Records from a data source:
★ ★ ★ ★ ★

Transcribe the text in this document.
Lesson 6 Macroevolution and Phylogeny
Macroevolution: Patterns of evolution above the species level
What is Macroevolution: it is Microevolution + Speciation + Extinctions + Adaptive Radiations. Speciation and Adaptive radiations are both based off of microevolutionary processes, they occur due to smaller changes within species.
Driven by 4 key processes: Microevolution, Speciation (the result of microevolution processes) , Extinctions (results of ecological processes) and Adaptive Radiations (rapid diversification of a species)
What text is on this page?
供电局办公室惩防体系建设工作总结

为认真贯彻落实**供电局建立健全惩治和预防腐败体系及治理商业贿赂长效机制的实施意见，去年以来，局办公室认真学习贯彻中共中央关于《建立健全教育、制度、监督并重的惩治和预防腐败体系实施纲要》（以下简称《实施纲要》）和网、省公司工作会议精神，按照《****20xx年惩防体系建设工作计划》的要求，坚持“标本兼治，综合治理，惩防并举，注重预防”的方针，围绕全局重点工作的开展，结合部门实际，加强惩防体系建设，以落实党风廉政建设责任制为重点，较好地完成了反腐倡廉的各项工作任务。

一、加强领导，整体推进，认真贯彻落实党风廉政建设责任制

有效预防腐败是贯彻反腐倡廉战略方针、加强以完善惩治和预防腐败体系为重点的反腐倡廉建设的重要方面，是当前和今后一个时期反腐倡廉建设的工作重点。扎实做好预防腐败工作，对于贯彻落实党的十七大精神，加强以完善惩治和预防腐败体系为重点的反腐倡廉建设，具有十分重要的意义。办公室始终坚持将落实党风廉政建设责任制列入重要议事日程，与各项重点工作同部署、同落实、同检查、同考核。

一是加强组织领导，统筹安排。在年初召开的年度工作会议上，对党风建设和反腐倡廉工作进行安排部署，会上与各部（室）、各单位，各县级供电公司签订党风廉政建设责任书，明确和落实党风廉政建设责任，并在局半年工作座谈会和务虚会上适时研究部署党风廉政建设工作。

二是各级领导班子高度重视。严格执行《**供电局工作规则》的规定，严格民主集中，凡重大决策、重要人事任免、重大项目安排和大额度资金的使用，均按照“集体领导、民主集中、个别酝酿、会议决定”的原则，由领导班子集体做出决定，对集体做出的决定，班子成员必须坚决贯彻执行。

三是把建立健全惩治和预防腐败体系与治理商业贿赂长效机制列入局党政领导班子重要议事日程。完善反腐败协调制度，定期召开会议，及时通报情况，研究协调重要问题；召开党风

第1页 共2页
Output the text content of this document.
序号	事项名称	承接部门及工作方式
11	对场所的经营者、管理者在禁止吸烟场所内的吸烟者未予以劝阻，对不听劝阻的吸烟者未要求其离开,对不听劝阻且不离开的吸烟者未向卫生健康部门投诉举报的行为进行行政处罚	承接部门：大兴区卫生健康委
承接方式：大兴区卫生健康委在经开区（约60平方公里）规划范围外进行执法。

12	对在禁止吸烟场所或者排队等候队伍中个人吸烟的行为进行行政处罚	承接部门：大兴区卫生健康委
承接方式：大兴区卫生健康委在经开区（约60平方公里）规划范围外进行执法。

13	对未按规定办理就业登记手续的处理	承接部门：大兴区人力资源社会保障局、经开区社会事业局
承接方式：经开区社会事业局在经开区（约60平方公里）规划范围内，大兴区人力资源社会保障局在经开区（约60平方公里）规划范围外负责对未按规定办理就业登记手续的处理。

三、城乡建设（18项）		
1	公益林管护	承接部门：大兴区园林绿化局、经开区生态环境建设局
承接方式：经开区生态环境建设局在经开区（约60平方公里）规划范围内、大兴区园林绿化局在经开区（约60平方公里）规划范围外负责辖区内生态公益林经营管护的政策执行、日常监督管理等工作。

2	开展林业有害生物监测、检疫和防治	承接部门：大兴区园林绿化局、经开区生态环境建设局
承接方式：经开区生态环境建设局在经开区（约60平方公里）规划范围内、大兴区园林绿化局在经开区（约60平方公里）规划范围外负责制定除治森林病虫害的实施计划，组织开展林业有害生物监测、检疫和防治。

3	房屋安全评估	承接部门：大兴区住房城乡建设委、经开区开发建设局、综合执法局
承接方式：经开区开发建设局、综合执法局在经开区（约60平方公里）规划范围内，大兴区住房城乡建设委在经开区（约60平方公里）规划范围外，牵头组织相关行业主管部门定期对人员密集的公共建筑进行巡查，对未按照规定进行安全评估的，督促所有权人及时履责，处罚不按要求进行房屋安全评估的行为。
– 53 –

★ ★ ★ ★ ★

## PROBLEM TO SOLVE
Copy each line above that contains the word "经开区开发建设局".

## ANSWER TO THIS PROBLEM
3	房屋安全评估	承接部门：大兴区住房城乡建设委、经开区开发建设局、综合执法局
承接方式：经开区开发建设局、综合执法局在经开区（约60平方公里）规划范围内，大兴区住房城乡建设委在经开区（约60平方公里）规划范围外，牵头组织相关行业主管部门定期对人员密集的公共建筑进行巡查，对未按照规定进行安全评估的，督促所有权人及时履责，处罚不按要求进行房屋安全评估的行为。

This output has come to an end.